# Records from a data collection
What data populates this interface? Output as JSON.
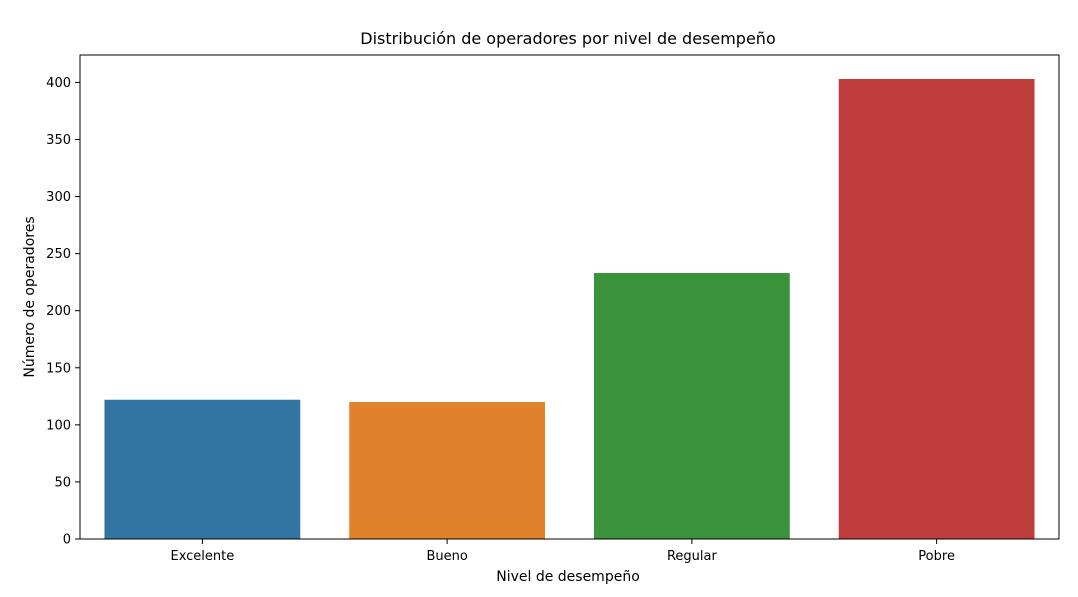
{
  "chart_data": {
    "type": "bar",
    "title": "Distribución de operadores por nivel de desempeño",
    "xlabel": "Nivel de desempeño",
    "ylabel": "Número de operadores",
    "categories": [
      "Excelente",
      "Bueno",
      "Regular",
      "Pobre"
    ],
    "values": [
      122,
      120,
      233,
      403
    ],
    "colors": [
      "#3274a1",
      "#e1812c",
      "#3a923a",
      "#c03d3e"
    ],
    "ylim": [
      0,
      424
    ],
    "yticks": [
      0,
      50,
      100,
      150,
      200,
      250,
      300,
      350,
      400
    ],
    "grid": false,
    "legend": "none"
  }
}
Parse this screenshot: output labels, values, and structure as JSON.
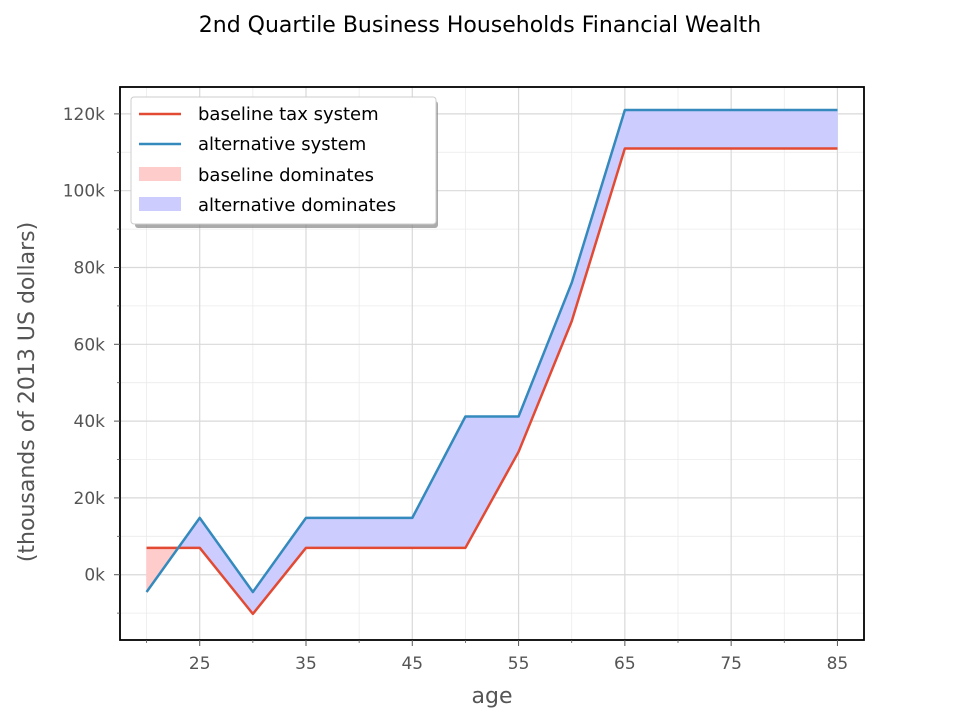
{
  "chart_data": {
    "type": "line",
    "title": "2nd Quartile Business Households Financial Wealth",
    "xlabel": "age",
    "ylabel": "(thousands of 2013 US dollars)",
    "xlim": [
      17.5,
      87.5
    ],
    "ylim": [
      -17000,
      127000
    ],
    "x_ticks": [
      25,
      35,
      45,
      55,
      65,
      75,
      85
    ],
    "x_tick_labels": [
      "25",
      "35",
      "45",
      "55",
      "65",
      "75",
      "85"
    ],
    "y_ticks": [
      0,
      20000,
      40000,
      60000,
      80000,
      100000,
      120000
    ],
    "y_tick_labels": [
      "0k",
      "20k",
      "40k",
      "60k",
      "80k",
      "100k",
      "120k"
    ],
    "grid": true,
    "legend_position": "upper-left",
    "x": [
      20,
      25,
      30,
      35,
      40,
      45,
      50,
      55,
      60,
      65,
      70,
      75,
      80,
      85
    ],
    "series": [
      {
        "name": "baseline tax system",
        "color": "#e24a33",
        "values": [
          7000,
          7000,
          -10200,
          7000,
          7000,
          7000,
          7000,
          32000,
          66000,
          111000,
          111000,
          111000,
          111000,
          111000
        ]
      },
      {
        "name": "alternative system",
        "color": "#348abd",
        "values": [
          -4500,
          14800,
          -4500,
          14800,
          14800,
          14800,
          41200,
          41200,
          76000,
          121000,
          121000,
          121000,
          121000,
          121000
        ]
      }
    ],
    "fills": [
      {
        "name": "baseline dominates",
        "color": "#ffcccc"
      },
      {
        "name": "alternative dominates",
        "color": "#ccccff"
      }
    ]
  }
}
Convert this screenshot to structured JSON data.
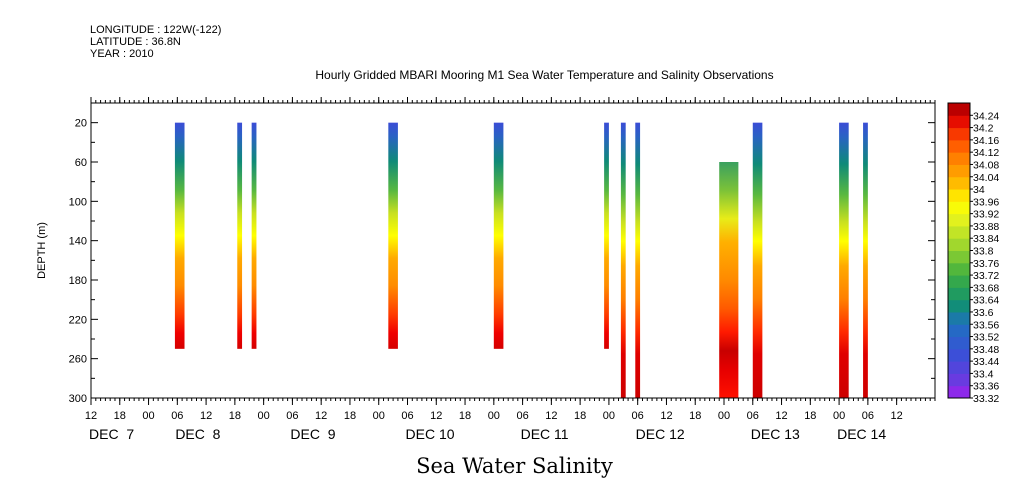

# TASK STATEMENT
Transcribe every entry above exactly. Omit all pictures.

# SOLUTION BELOW
What data populates this interface? Output as JSON.
{
  "chart_data": {
    "type": "bar",
    "title": "Distribución de operadores por nivel de desempeño",
    "xlabel": "Nivel de desempeño",
    "ylabel": "Número de operadores",
    "categories": [
      "Excelente",
      "Bueno",
      "Regular",
      "Pobre"
    ],
    "values": [
      122,
      120,
      233,
      403
    ],
    "colors": [
      "#3274a1",
      "#e1812c",
      "#3a923a",
      "#c03d3e"
    ],
    "ylim": [
      0,
      424
    ],
    "yticks": [
      0,
      50,
      100,
      150,
      200,
      250,
      300,
      350,
      400
    ],
    "grid": false,
    "legend": "none"
  }
}
Parse this screenshot: output labels, values, and structure as JSON.
{
  "chart_data": {
    "type": "line",
    "title": "2nd Quartile Business Households Financial Wealth",
    "xlabel": "age",
    "ylabel": "(thousands of 2013 US dollars)",
    "xlim": [
      17.5,
      87.5
    ],
    "ylim": [
      -17000,
      127000
    ],
    "x_ticks": [
      25,
      35,
      45,
      55,
      65,
      75,
      85
    ],
    "x_tick_labels": [
      "25",
      "35",
      "45",
      "55",
      "65",
      "75",
      "85"
    ],
    "y_ticks": [
      0,
      20000,
      40000,
      60000,
      80000,
      100000,
      120000
    ],
    "y_tick_labels": [
      "0k",
      "20k",
      "40k",
      "60k",
      "80k",
      "100k",
      "120k"
    ],
    "grid": true,
    "legend_position": "upper-left",
    "x": [
      20,
      25,
      30,
      35,
      40,
      45,
      50,
      55,
      60,
      65,
      70,
      75,
      80,
      85
    ],
    "series": [
      {
        "name": "baseline tax system",
        "color": "#e24a33",
        "values": [
          7000,
          7000,
          -10200,
          7000,
          7000,
          7000,
          7000,
          32000,
          66000,
          111000,
          111000,
          111000,
          111000,
          111000
        ]
      },
      {
        "name": "alternative system",
        "color": "#348abd",
        "values": [
          -4500,
          14800,
          -4500,
          14800,
          14800,
          14800,
          41200,
          41200,
          76000,
          121000,
          121000,
          121000,
          121000,
          121000
        ]
      }
    ],
    "fills": [
      {
        "name": "baseline dominates",
        "color": "#ffcccc"
      },
      {
        "name": "alternative dominates",
        "color": "#ccccff"
      }
    ]
  }
}
Convert this screenshot to structured JSON data.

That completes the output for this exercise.